__WRITTEN REQUEST__
Where a line holds the word "greenish", copy that line.
──────── DATA IN THIS EXERCISE ────────
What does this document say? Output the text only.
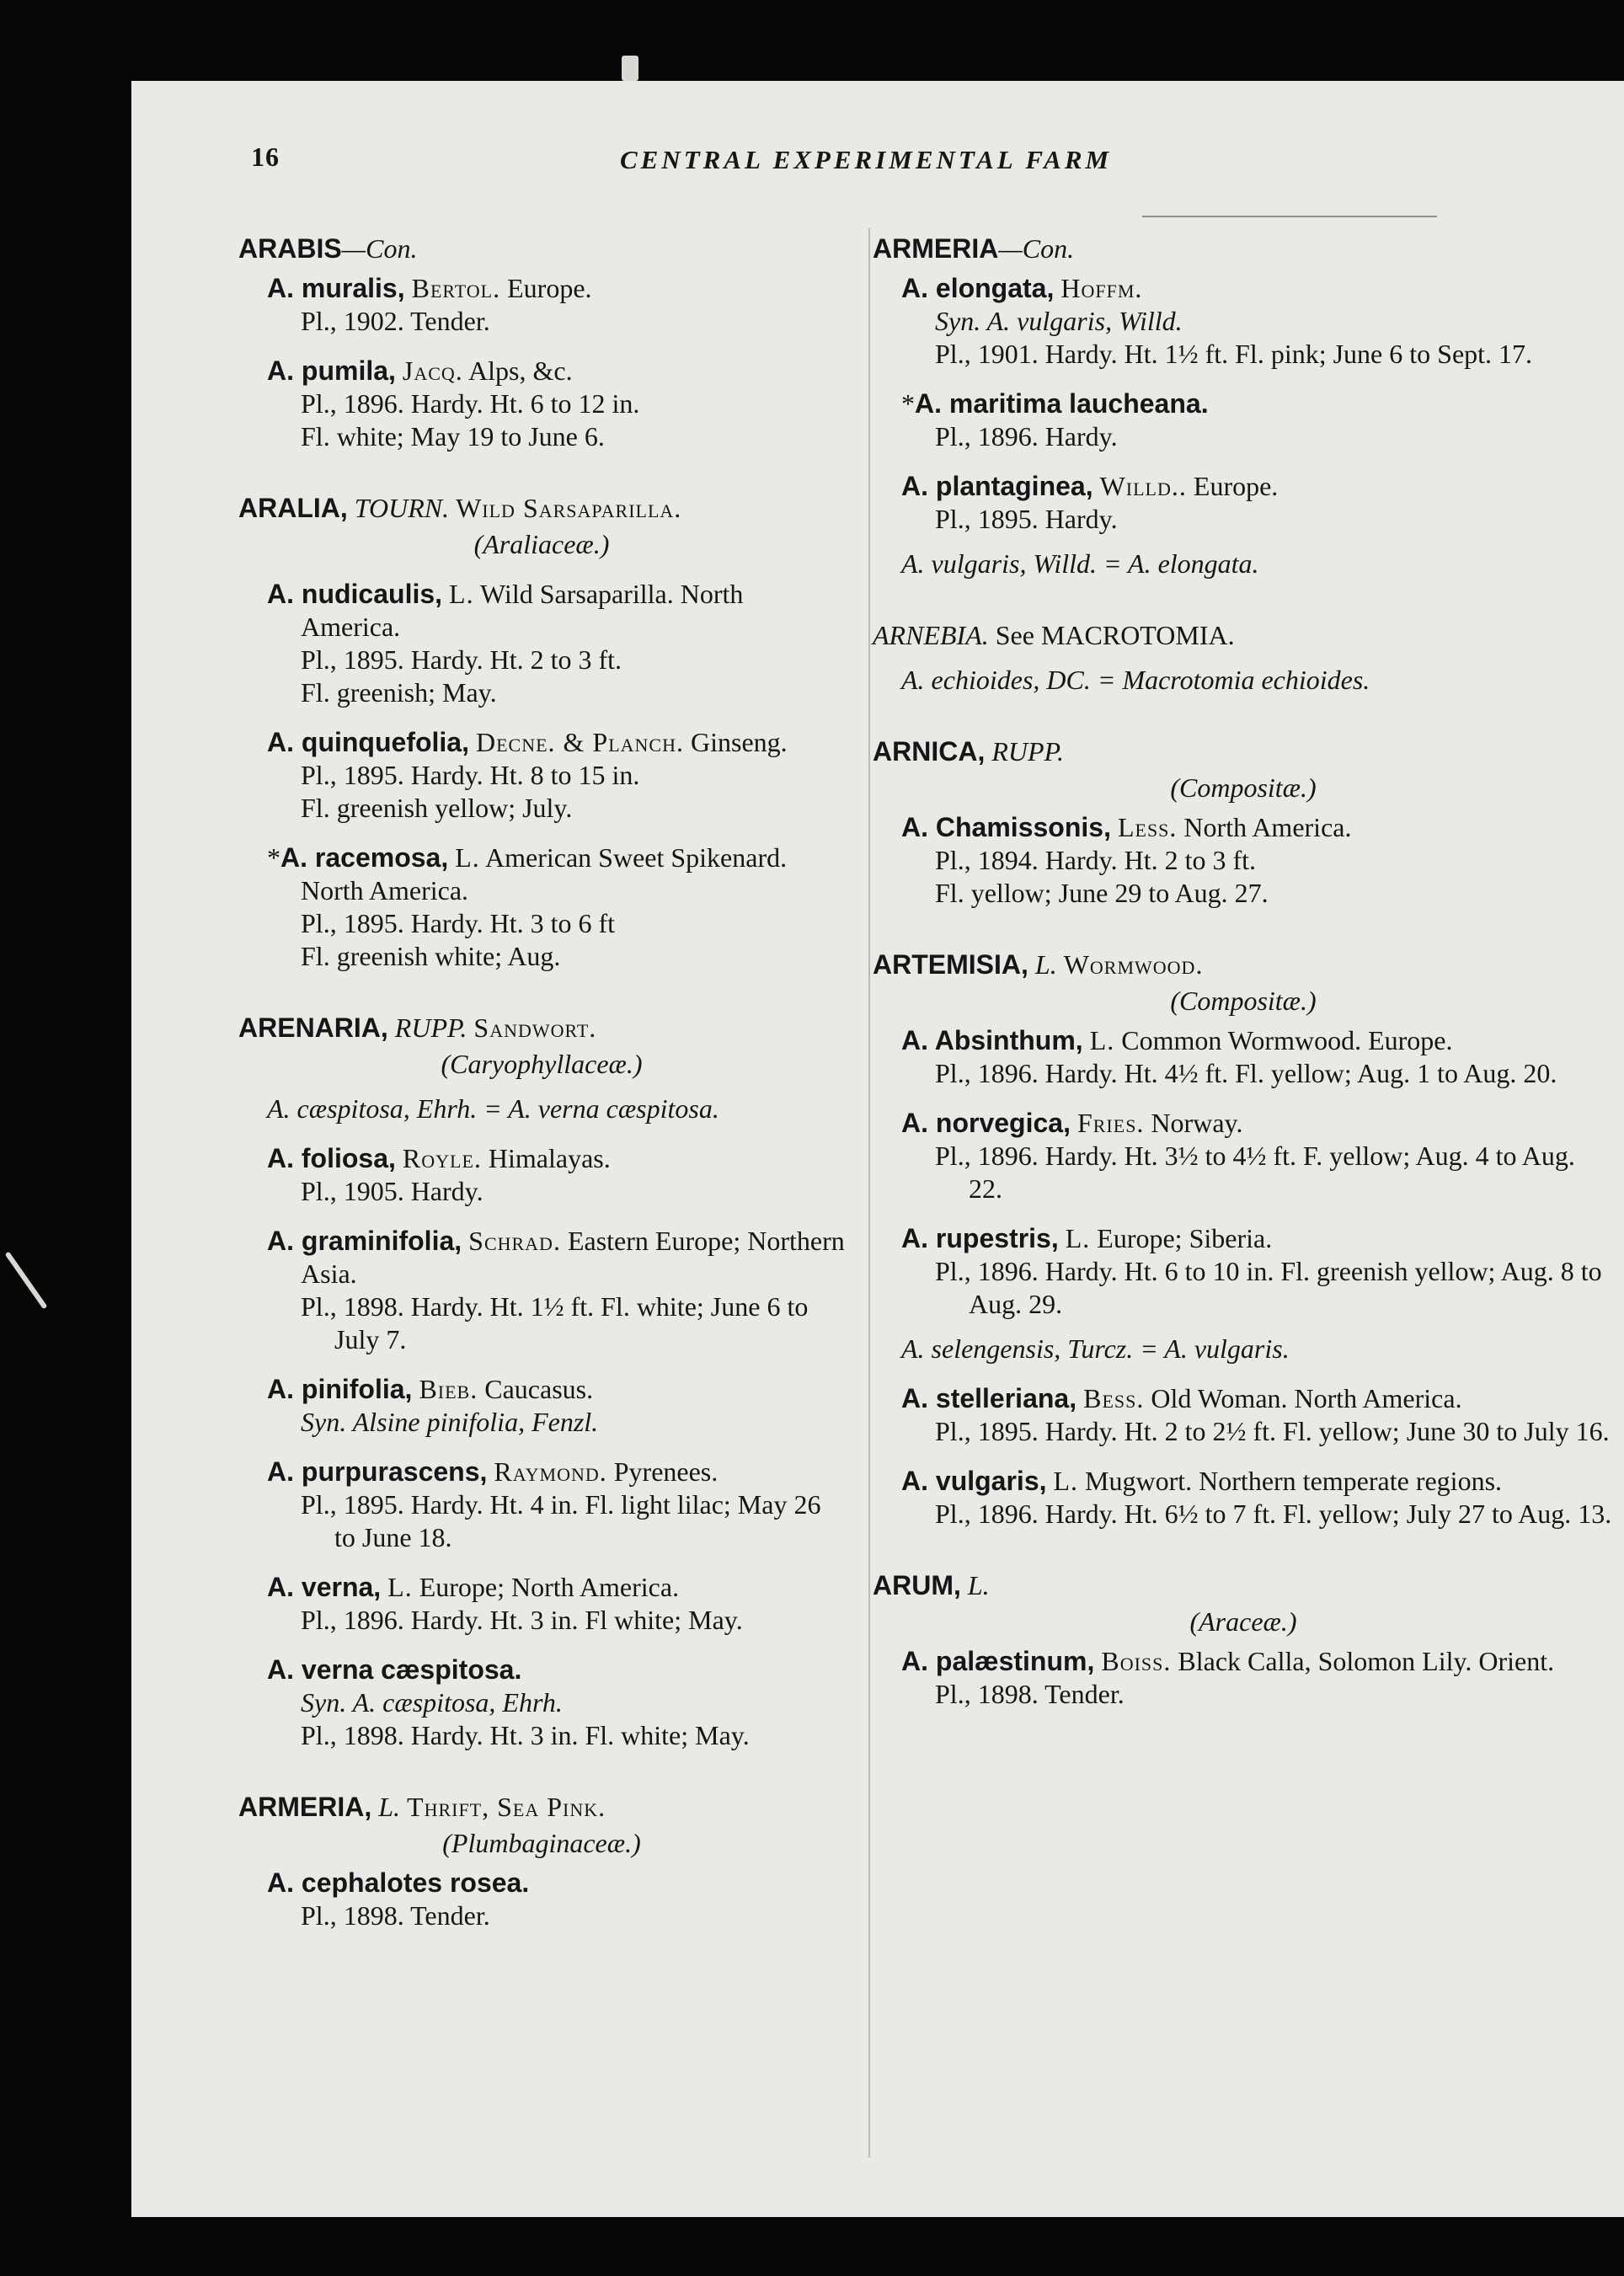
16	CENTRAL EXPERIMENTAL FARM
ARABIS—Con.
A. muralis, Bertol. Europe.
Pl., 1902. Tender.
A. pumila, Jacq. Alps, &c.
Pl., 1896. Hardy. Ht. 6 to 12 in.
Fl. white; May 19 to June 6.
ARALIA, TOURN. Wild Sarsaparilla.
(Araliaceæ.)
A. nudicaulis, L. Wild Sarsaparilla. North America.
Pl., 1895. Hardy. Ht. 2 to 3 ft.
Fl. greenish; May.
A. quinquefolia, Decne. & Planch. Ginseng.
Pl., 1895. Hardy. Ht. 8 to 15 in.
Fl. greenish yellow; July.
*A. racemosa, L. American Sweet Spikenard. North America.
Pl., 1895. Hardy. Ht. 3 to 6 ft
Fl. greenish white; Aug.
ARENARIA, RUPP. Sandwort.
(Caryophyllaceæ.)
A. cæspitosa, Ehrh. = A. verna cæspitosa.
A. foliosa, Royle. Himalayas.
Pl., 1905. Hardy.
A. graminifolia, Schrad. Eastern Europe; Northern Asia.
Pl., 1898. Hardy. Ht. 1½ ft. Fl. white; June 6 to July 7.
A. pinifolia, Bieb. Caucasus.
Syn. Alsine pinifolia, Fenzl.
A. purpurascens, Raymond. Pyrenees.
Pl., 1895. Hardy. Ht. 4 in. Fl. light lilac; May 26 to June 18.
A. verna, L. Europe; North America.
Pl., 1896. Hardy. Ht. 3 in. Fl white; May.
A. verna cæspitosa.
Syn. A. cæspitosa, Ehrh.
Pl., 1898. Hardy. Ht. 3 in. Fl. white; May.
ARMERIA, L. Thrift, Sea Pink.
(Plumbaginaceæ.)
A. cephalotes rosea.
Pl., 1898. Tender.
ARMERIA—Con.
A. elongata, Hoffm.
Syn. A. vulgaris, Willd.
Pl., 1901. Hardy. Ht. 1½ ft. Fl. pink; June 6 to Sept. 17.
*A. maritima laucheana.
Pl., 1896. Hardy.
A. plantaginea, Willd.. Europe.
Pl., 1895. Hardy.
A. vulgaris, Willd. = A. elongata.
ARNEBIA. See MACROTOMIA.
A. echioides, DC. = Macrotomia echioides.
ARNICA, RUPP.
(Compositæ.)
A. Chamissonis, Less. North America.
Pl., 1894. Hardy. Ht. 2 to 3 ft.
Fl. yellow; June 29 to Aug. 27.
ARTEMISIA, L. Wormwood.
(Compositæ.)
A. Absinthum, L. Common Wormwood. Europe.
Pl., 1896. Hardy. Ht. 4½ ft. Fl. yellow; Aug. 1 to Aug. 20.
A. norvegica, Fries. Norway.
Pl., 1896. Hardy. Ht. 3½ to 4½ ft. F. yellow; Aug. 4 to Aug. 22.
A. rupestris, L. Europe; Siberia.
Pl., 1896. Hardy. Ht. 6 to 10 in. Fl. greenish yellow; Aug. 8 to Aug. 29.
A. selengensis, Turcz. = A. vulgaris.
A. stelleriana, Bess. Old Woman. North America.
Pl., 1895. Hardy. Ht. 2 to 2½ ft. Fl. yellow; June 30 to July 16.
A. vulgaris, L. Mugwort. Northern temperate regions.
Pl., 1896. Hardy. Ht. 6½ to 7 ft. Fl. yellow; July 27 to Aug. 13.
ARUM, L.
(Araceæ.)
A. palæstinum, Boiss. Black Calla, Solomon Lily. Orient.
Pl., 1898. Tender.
────────
__RESPONSE FOR THIS EXERCISE__
Fl. greenish; May.
Fl. greenish yellow; July.
Fl. greenish white; Aug.
Pl., 1896. Hardy. Ht. 6 to 10 in. Fl. greenish yellow; Aug. 8 to Aug. 29.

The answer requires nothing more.